> _EXERCISE AIM_
In the data below, locate each line with the word "this" and list it.

> _EXTRACTED ENTRIES_
'''

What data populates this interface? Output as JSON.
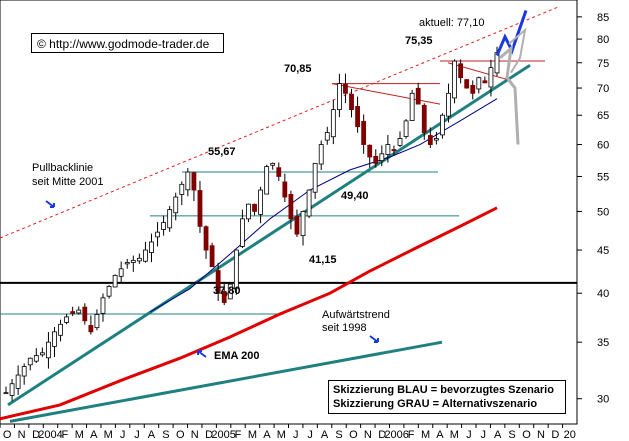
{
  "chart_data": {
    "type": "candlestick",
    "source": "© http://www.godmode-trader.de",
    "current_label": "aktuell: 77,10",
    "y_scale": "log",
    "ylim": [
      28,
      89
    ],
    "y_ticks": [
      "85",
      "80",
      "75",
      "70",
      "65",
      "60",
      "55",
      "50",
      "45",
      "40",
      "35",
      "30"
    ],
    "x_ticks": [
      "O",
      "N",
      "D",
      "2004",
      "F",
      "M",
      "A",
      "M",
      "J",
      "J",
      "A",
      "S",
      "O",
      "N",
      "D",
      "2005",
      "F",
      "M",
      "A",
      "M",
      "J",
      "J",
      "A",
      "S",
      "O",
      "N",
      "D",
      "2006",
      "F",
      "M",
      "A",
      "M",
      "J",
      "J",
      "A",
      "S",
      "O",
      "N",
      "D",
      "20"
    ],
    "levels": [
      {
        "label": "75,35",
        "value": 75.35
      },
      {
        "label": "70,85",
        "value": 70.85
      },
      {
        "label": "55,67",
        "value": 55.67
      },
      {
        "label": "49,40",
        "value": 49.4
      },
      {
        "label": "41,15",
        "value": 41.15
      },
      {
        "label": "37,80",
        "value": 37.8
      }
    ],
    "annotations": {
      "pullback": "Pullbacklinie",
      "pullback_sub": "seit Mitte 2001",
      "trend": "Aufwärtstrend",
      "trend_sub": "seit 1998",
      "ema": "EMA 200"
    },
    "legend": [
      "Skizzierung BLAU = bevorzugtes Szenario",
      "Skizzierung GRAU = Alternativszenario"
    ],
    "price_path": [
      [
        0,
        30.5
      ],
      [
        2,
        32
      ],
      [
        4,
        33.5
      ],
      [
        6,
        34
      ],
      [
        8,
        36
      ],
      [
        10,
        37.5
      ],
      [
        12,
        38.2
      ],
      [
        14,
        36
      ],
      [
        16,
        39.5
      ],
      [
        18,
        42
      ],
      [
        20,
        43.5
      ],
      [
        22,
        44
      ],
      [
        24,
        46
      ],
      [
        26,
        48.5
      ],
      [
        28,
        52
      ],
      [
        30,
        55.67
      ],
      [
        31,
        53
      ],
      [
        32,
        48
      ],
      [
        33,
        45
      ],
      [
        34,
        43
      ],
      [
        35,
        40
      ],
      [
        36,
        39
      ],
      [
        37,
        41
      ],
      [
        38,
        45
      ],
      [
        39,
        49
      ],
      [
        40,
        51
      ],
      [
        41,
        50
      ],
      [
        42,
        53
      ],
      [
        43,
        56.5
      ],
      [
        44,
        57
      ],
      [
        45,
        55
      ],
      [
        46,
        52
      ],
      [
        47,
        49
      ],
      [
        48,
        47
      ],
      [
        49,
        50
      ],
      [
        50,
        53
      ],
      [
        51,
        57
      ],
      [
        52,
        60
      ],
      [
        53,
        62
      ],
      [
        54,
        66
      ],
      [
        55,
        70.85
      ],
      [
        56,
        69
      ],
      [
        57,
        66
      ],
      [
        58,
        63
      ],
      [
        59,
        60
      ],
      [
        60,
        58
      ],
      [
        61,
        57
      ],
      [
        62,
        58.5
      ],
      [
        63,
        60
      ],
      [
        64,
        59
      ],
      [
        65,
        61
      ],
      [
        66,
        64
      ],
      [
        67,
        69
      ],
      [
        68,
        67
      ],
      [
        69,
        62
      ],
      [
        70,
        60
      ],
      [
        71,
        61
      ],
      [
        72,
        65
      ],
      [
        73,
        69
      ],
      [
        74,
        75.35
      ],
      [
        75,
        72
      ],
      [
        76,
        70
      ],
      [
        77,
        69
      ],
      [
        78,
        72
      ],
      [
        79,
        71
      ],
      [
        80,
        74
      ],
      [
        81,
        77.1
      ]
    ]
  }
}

'''
'''

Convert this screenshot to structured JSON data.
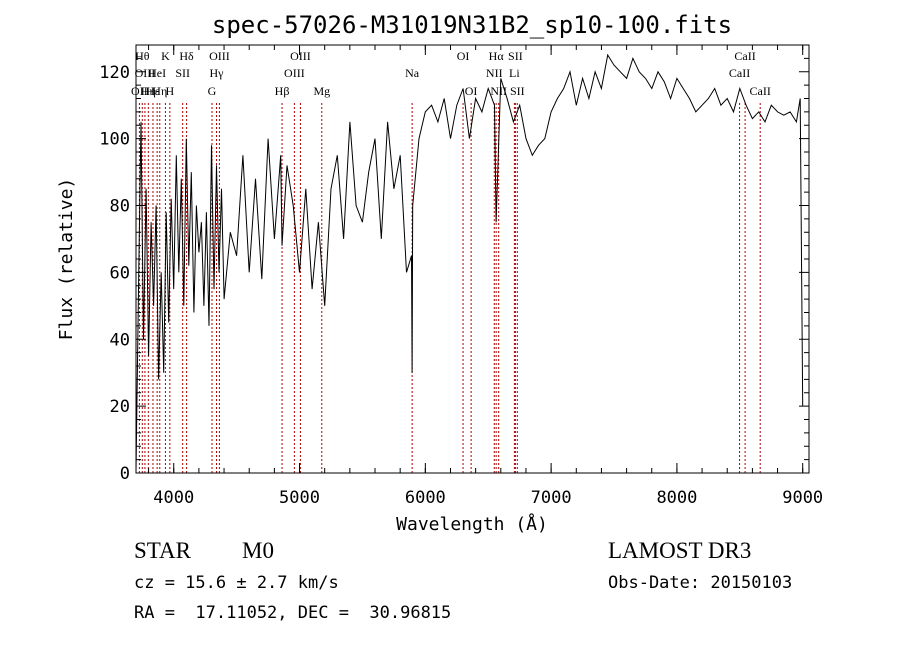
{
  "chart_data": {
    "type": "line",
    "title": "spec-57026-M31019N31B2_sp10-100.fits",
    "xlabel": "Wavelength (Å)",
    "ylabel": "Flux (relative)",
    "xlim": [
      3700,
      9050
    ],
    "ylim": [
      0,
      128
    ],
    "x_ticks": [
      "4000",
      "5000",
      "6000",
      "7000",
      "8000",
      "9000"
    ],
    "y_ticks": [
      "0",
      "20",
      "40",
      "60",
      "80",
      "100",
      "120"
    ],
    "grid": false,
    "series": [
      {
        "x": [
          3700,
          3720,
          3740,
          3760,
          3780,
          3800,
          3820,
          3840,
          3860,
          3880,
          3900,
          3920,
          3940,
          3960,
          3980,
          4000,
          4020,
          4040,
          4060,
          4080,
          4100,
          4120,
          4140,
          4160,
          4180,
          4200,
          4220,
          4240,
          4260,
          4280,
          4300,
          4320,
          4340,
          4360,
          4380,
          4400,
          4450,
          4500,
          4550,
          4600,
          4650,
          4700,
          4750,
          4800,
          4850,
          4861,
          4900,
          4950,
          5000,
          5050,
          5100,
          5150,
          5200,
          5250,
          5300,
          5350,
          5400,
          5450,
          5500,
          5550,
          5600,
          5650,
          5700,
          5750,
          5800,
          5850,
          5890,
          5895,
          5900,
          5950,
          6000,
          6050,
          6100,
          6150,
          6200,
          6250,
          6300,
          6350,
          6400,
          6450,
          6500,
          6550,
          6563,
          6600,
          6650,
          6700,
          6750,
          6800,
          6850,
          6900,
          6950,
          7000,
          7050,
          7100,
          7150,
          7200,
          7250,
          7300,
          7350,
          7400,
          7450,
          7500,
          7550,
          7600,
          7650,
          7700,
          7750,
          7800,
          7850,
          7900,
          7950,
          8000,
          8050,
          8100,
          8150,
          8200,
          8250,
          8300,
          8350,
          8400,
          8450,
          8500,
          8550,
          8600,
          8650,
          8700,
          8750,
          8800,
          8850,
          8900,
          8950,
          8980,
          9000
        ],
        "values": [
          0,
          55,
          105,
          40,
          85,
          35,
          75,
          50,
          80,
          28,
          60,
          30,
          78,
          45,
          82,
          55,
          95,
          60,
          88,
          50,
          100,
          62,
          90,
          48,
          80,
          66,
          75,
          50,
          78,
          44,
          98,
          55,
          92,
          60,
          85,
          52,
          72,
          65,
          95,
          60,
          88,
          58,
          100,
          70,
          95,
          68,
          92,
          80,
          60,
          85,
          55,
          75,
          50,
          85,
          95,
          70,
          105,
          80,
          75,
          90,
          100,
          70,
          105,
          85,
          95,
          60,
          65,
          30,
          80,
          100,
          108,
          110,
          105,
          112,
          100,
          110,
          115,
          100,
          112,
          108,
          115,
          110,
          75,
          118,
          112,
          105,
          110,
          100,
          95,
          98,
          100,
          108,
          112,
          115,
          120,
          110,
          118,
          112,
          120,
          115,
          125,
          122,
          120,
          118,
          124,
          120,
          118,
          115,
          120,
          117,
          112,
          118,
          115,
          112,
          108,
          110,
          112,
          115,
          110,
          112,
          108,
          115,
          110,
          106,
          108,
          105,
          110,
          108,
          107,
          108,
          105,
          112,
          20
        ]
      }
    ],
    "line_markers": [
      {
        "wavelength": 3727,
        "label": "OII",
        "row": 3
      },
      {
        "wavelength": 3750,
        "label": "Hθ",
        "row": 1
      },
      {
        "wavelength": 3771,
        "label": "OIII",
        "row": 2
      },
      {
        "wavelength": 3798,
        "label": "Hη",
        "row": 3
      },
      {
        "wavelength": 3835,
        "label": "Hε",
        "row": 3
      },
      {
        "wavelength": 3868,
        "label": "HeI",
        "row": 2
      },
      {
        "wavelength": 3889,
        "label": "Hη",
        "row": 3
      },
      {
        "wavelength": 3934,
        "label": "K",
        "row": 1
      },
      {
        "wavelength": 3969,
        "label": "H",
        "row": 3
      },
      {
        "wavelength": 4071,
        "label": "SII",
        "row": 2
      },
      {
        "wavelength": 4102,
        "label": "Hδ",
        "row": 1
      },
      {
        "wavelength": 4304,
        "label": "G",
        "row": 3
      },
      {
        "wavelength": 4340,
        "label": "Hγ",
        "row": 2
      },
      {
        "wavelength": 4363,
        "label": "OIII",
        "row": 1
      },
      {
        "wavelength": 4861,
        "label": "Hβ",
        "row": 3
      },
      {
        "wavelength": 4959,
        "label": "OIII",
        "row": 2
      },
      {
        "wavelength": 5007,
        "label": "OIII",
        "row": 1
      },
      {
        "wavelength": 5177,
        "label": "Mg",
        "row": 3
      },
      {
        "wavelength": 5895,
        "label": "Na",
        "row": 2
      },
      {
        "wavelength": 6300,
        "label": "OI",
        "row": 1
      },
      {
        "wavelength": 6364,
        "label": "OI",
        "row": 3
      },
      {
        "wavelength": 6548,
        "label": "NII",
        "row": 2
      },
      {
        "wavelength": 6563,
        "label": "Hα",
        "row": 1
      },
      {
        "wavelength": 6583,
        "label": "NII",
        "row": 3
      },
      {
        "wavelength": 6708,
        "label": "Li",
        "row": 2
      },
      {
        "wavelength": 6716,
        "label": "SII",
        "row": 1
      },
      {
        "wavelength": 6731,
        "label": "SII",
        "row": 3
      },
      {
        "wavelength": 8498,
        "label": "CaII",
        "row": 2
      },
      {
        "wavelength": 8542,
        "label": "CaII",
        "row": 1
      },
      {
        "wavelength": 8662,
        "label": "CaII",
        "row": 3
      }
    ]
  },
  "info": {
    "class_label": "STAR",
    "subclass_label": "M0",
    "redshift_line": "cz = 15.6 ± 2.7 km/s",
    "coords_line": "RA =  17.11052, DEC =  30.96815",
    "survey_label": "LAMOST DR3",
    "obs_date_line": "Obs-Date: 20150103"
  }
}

'''

> _COMPLETED TASK_
What data populates this interface? Output as JSON.
Convert this screenshot to structured JSON data.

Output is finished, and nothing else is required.